■ Exercise brief
Copy out exactly each line from the line with "Type out the text in this image." through the last line of the material below.

** START Material provided **

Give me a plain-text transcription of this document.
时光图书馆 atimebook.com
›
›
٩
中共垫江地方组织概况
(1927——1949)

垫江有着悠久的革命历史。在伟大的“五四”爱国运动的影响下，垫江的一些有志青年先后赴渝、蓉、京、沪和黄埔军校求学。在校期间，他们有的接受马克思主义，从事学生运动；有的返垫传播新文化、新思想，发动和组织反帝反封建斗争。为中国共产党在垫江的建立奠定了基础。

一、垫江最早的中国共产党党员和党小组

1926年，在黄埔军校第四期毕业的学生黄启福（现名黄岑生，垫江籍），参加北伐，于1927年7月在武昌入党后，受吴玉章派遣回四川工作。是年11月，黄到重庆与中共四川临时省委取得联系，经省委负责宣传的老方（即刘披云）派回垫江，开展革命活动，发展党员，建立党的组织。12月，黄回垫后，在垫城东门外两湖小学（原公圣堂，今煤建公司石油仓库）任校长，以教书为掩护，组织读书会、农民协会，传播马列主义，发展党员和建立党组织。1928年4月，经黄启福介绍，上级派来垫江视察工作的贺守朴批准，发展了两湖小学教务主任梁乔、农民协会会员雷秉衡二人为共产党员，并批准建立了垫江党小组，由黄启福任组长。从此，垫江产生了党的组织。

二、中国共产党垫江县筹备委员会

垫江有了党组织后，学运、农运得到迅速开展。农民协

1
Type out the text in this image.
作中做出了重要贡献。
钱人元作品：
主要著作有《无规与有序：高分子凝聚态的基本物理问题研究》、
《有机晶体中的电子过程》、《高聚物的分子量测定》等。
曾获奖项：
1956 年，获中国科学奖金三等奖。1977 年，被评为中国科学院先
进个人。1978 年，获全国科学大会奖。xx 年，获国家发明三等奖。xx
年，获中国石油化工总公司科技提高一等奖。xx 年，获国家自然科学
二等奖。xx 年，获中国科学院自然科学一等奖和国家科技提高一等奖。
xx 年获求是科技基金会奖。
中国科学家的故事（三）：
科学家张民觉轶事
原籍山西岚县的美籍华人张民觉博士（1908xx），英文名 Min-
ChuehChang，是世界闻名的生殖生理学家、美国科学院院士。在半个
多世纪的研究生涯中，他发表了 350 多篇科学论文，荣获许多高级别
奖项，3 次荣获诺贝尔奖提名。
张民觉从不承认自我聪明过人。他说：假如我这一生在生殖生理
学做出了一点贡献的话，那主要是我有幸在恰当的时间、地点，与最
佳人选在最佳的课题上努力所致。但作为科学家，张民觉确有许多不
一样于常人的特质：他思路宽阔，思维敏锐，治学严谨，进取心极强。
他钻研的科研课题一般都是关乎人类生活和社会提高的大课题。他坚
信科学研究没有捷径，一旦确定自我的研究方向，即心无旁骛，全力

** END Material provided **

■ The result
Type out the text in this image.
作中做出了重要贡献。
钱人元作品：
主要著作有《无规与有序：高分子凝聚态的基本物理问题研究》、
《有机晶体中的电子过程》、《高聚物的分子量测定》等。
曾获奖项：
1956 年，获中国科学奖金三等奖。1977 年，被评为中国科学院先
进个人。1978 年，获全国科学大会奖。xx 年，获国家发明三等奖。xx
年，获中国石油化工总公司科技提高一等奖。xx 年，获国家自然科学
二等奖。xx 年，获中国科学院自然科学一等奖和国家科技提高一等奖。
xx 年获求是科技基金会奖。
中国科学家的故事（三）：
科学家张民觉轶事
原籍山西岚县的美籍华人张民觉博士（1908xx），英文名 Min-
ChuehChang，是世界闻名的生殖生理学家、美国科学院院士。在半个
多世纪的研究生涯中，他发表了 350 多篇科学论文，荣获许多高级别
奖项，3 次荣获诺贝尔奖提名。
张民觉从不承认自我聪明过人。他说：假如我这一生在生殖生理
学做出了一点贡献的话，那主要是我有幸在恰当的时间、地点，与最
佳人选在最佳的课题上努力所致。但作为科学家，张民觉确有许多不
一样于常人的特质：他思路宽阔，思维敏锐，治学严谨，进取心极强。
他钻研的科研课题一般都是关乎人类生活和社会提高的大课题。他坚
信科学研究没有捷径，一旦确定自我的研究方向，即心无旁骛，全力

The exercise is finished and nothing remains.